_Given task_: Repeat the records verbatim and leave the pictures out of your copy.

_Exercise materials_:
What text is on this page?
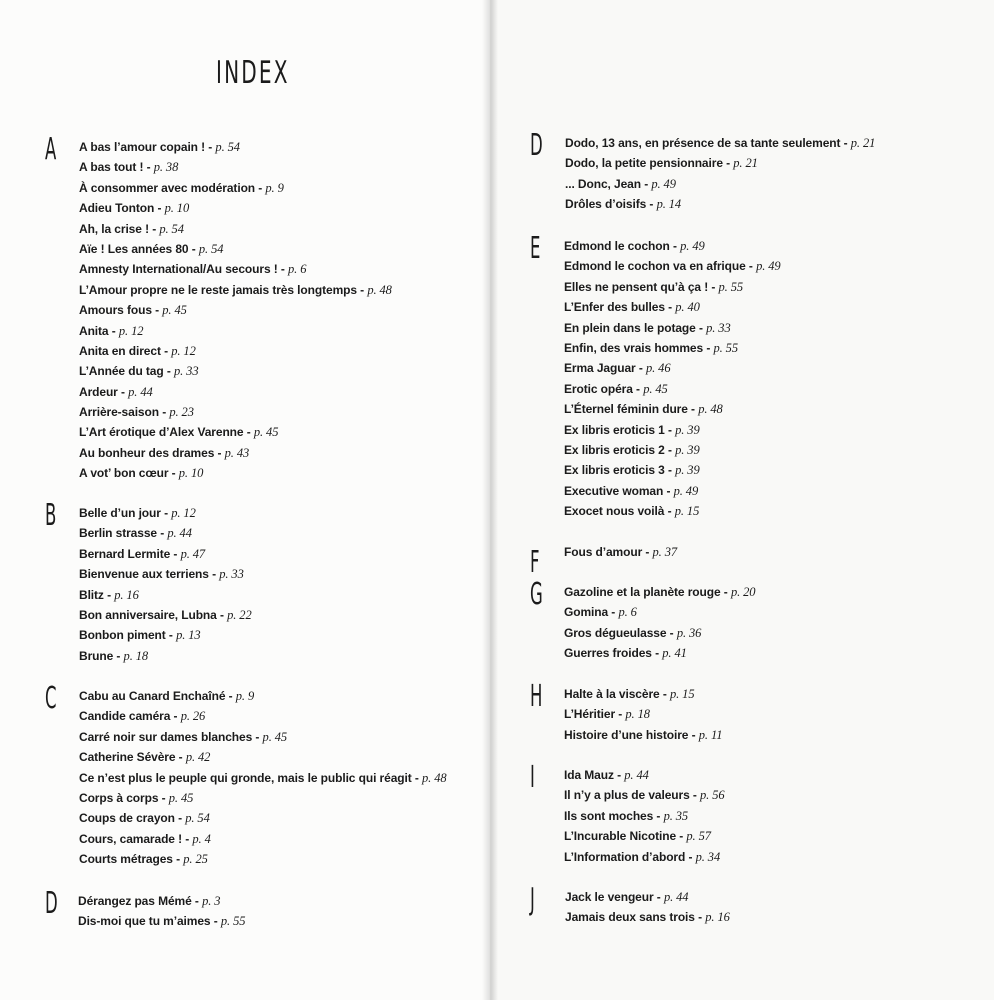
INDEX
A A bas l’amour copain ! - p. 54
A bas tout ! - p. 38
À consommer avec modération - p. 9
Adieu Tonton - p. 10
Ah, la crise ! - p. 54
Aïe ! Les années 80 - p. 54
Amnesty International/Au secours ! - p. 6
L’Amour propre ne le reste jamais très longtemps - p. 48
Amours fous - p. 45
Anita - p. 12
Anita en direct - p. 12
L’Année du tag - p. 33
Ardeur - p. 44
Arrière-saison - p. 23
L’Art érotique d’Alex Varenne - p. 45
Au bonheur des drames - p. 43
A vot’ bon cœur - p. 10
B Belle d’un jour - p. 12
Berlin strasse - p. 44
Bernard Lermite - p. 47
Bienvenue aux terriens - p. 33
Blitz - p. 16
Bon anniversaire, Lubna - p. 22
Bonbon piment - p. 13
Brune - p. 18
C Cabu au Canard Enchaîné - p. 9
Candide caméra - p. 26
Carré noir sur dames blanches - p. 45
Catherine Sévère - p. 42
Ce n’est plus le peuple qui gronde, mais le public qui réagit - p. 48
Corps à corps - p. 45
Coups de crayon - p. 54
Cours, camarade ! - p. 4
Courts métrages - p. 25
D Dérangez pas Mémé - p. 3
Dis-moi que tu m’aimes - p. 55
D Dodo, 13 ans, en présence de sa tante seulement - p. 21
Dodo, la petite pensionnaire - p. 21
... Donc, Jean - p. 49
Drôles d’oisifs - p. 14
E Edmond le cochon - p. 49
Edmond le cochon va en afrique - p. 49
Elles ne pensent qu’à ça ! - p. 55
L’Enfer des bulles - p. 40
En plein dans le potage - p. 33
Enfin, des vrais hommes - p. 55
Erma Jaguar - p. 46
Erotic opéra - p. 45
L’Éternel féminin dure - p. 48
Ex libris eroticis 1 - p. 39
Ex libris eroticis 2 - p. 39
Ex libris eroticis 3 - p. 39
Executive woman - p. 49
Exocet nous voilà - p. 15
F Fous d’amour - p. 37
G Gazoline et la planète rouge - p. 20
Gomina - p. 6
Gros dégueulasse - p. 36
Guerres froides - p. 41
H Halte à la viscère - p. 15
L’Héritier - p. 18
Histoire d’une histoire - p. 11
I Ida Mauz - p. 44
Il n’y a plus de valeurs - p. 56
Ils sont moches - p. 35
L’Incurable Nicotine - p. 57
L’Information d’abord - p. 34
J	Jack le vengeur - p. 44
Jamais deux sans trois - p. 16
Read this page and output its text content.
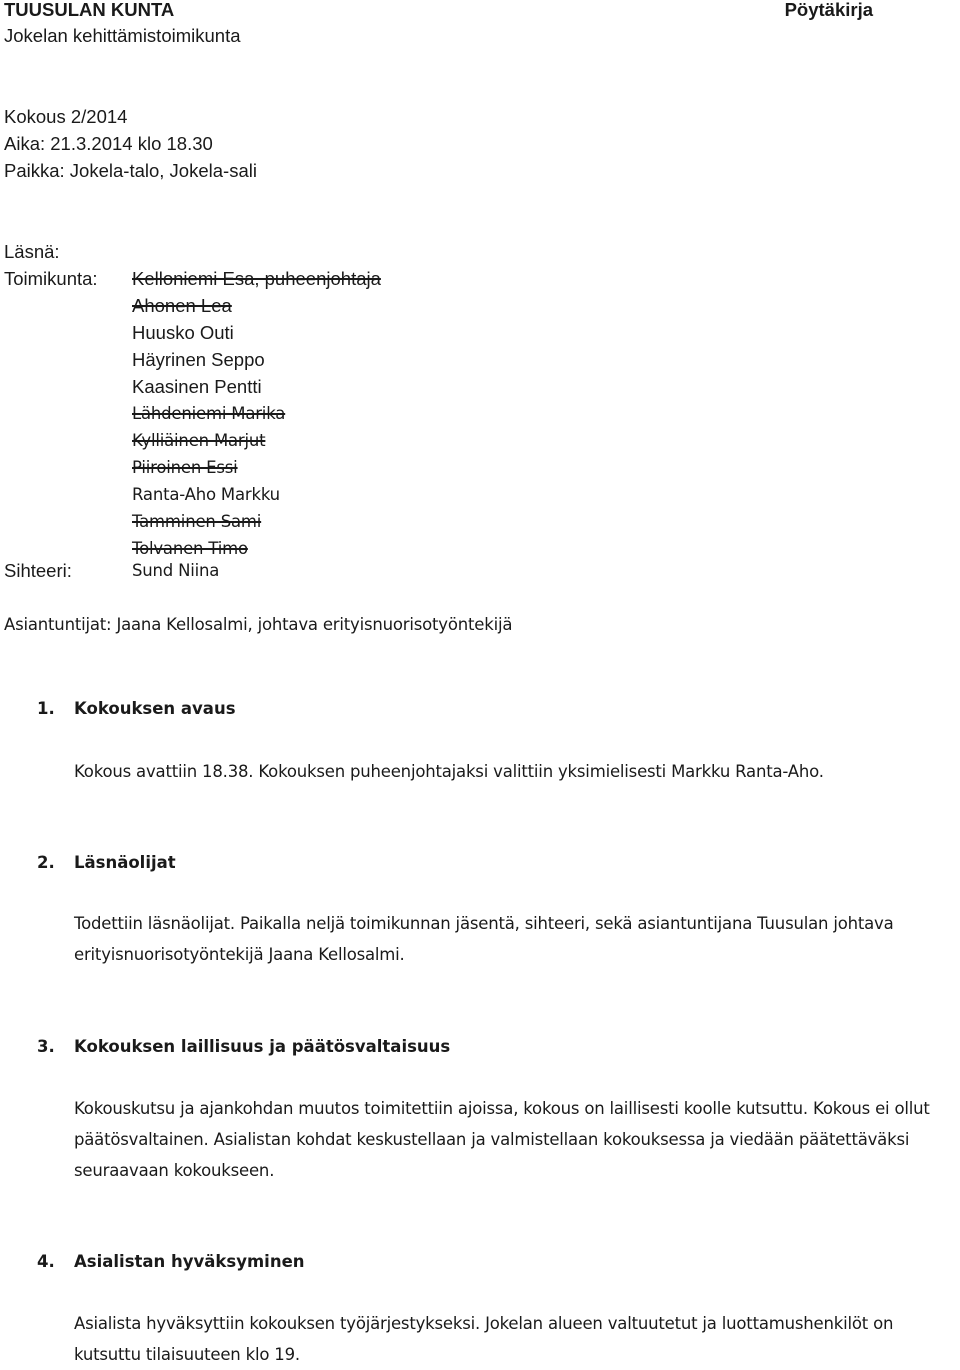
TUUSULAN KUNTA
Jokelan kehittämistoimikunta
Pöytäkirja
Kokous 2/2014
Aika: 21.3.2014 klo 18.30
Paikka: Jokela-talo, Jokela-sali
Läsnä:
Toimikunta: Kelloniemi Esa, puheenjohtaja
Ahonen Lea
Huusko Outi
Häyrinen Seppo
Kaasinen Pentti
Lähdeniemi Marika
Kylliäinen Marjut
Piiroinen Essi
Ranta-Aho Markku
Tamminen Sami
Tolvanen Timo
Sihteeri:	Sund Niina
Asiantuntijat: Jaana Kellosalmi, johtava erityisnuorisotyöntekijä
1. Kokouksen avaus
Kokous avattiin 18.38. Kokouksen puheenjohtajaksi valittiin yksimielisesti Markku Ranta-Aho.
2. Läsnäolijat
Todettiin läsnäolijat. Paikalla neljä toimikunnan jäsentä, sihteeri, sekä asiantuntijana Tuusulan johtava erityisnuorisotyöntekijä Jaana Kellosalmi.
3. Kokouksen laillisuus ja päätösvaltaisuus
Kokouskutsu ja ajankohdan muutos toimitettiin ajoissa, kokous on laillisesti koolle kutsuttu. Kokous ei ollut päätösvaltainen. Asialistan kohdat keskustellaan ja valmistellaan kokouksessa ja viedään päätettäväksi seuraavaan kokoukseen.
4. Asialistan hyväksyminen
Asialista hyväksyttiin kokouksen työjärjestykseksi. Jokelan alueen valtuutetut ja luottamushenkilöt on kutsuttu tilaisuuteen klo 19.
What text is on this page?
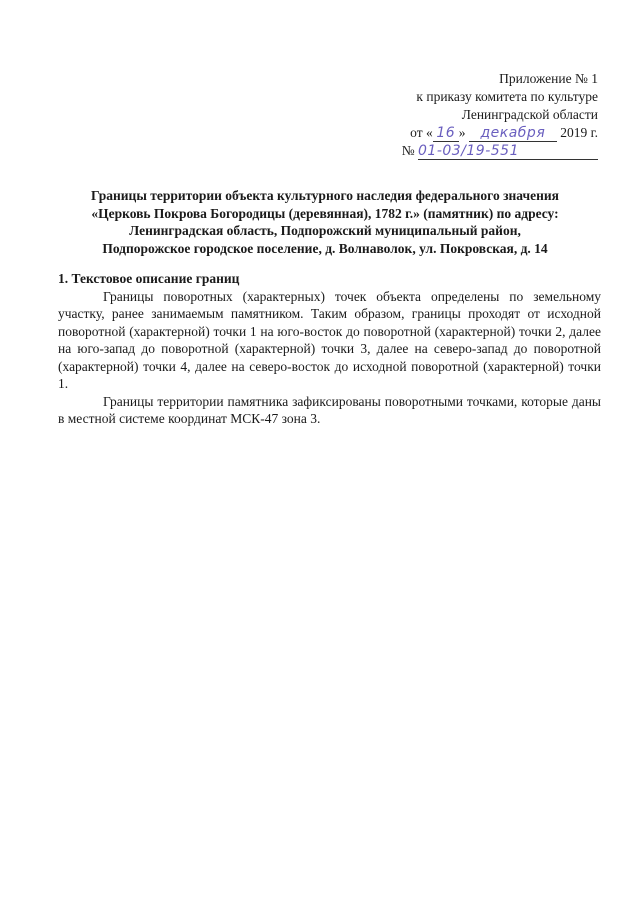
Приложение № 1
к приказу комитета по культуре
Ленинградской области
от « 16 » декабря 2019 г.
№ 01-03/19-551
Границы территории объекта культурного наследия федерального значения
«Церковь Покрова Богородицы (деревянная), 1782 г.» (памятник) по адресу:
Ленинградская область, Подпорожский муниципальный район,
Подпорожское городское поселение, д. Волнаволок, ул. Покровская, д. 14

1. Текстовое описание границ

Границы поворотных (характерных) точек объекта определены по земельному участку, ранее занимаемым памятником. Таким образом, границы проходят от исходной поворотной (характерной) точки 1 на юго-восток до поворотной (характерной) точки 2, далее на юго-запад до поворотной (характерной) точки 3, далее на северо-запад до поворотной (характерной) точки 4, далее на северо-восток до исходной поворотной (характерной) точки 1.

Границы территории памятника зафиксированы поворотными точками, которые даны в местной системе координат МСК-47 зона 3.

_Output for this exercise_:
What text is on this page?
INDEX
A A bas l’amour copain ! - p. 54
A bas tout ! - p. 38
À consommer avec modération - p. 9
Adieu Tonton - p. 10
Ah, la crise ! - p. 54
Aïe ! Les années 80 - p. 54
Amnesty International/Au secours ! - p. 6
L’Amour propre ne le reste jamais très longtemps - p. 48
Amours fous - p. 45
Anita - p. 12
Anita en direct - p. 12
L’Année du tag - p. 33
Ardeur - p. 44
Arrière-saison - p. 23
L’Art érotique d’Alex Varenne - p. 45
Au bonheur des drames - p. 43
A vot’ bon cœur - p. 10
B Belle d’un jour - p. 12
Berlin strasse - p. 44
Bernard Lermite - p. 47
Bienvenue aux terriens - p. 33
Blitz - p. 16
Bon anniversaire, Lubna - p. 22
Bonbon piment - p. 13
Brune - p. 18
C Cabu au Canard Enchaîné - p. 9
Candide caméra - p. 26
Carré noir sur dames blanches - p. 45
Catherine Sévère - p. 42
Ce n’est plus le peuple qui gronde, mais le public qui réagit - p. 48
Corps à corps - p. 45
Coups de crayon - p. 54
Cours, camarade ! - p. 4
Courts métrages - p. 25
D Dérangez pas Mémé - p. 3
Dis-moi que tu m’aimes - p. 55
D Dodo, 13 ans, en présence de sa tante seulement - p. 21
Dodo, la petite pensionnaire - p. 21
... Donc, Jean - p. 49
Drôles d’oisifs - p. 14
E Edmond le cochon - p. 49
Edmond le cochon va en afrique - p. 49
Elles ne pensent qu’à ça ! - p. 55
L’Enfer des bulles - p. 40
En plein dans le potage - p. 33
Enfin, des vrais hommes - p. 55
Erma Jaguar - p. 46
Erotic opéra - p. 45
L’Éternel féminin dure - p. 48
Ex libris eroticis 1 - p. 39
Ex libris eroticis 2 - p. 39
Ex libris eroticis 3 - p. 39
Executive woman - p. 49
Exocet nous voilà - p. 15
F Fous d’amour - p. 37
G Gazoline et la planète rouge - p. 20
Gomina - p. 6
Gros dégueulasse - p. 36
Guerres froides - p. 41
H Halte à la viscère - p. 15
L’Héritier - p. 18
Histoire d’une histoire - p. 11
I Ida Mauz - p. 44
Il n’y a plus de valeurs - p. 56
Ils sont moches - p. 35
L’Incurable Nicotine - p. 57
L’Information d’abord - p. 34
J	Jack le vengeur - p. 44
Jamais deux sans trois - p. 16
Read this page and output its text content.
TUUSULAN KUNTA
Jokelan kehittämistoimikunta
Pöytäkirja
Kokous 2/2014
Aika: 21.3.2014 klo 18.30
Paikka: Jokela-talo, Jokela-sali
Läsnä:
Toimikunta: Kelloniemi Esa, puheenjohtaja
Ahonen Lea
Huusko Outi
Häyrinen Seppo
Kaasinen Pentti
Lähdeniemi Marika
Kylliäinen Marjut
Piiroinen Essi
Ranta-Aho Markku
Tamminen Sami
Tolvanen Timo
Sihteeri:	Sund Niina
Asiantuntijat: Jaana Kellosalmi, johtava erityisnuorisotyöntekijä
1. Kokouksen avaus
Kokous avattiin 18.38. Kokouksen puheenjohtajaksi valittiin yksimielisesti Markku Ranta-Aho.
2. Läsnäolijat
Todettiin läsnäolijat. Paikalla neljä toimikunnan jäsentä, sihteeri, sekä asiantuntijana Tuusulan johtava erityisnuorisotyöntekijä Jaana Kellosalmi.
3. Kokouksen laillisuus ja päätösvaltaisuus
Kokouskutsu ja ajankohdan muutos toimitettiin ajoissa, kokous on laillisesti koolle kutsuttu. Kokous ei ollut päätösvaltainen. Asialistan kohdat keskustellaan ja valmistellaan kokouksessa ja viedään päätettäväksi seuraavaan kokoukseen.
4. Asialistan hyväksyminen
Asialista hyväksyttiin kokouksen työjärjestykseksi. Jokelan alueen valtuutetut ja luottamushenkilöt on kutsuttu tilaisuuteen klo 19.
What text is on this page?
Приложение № 1
к приказу комитета по культуре
Ленинградской области
от « 16 » декабря 2019 г.
№ 01-03/19-551
Границы территории объекта культурного наследия федерального значения
«Церковь Покрова Богородицы (деревянная), 1782 г.» (памятник) по адресу:
Ленинградская область, Подпорожский муниципальный район,
Подпорожское городское поселение, д. Волнаволок, ул. Покровская, д. 14

1. Текстовое описание границ

Границы поворотных (характерных) точек объекта определены по земельному участку, ранее занимаемым памятником. Таким образом, границы проходят от исходной поворотной (характерной) точки 1 на юго-восток до поворотной (характерной) точки 2, далее на юго-запад до поворотной (характерной) точки 3, далее на северо-запад до поворотной (характерной) точки 4, далее на северо-восток до исходной поворотной (характерной) точки 1.

Границы территории памятника зафиксированы поворотными точками, которые даны в местной системе координат МСК-47 зона 3.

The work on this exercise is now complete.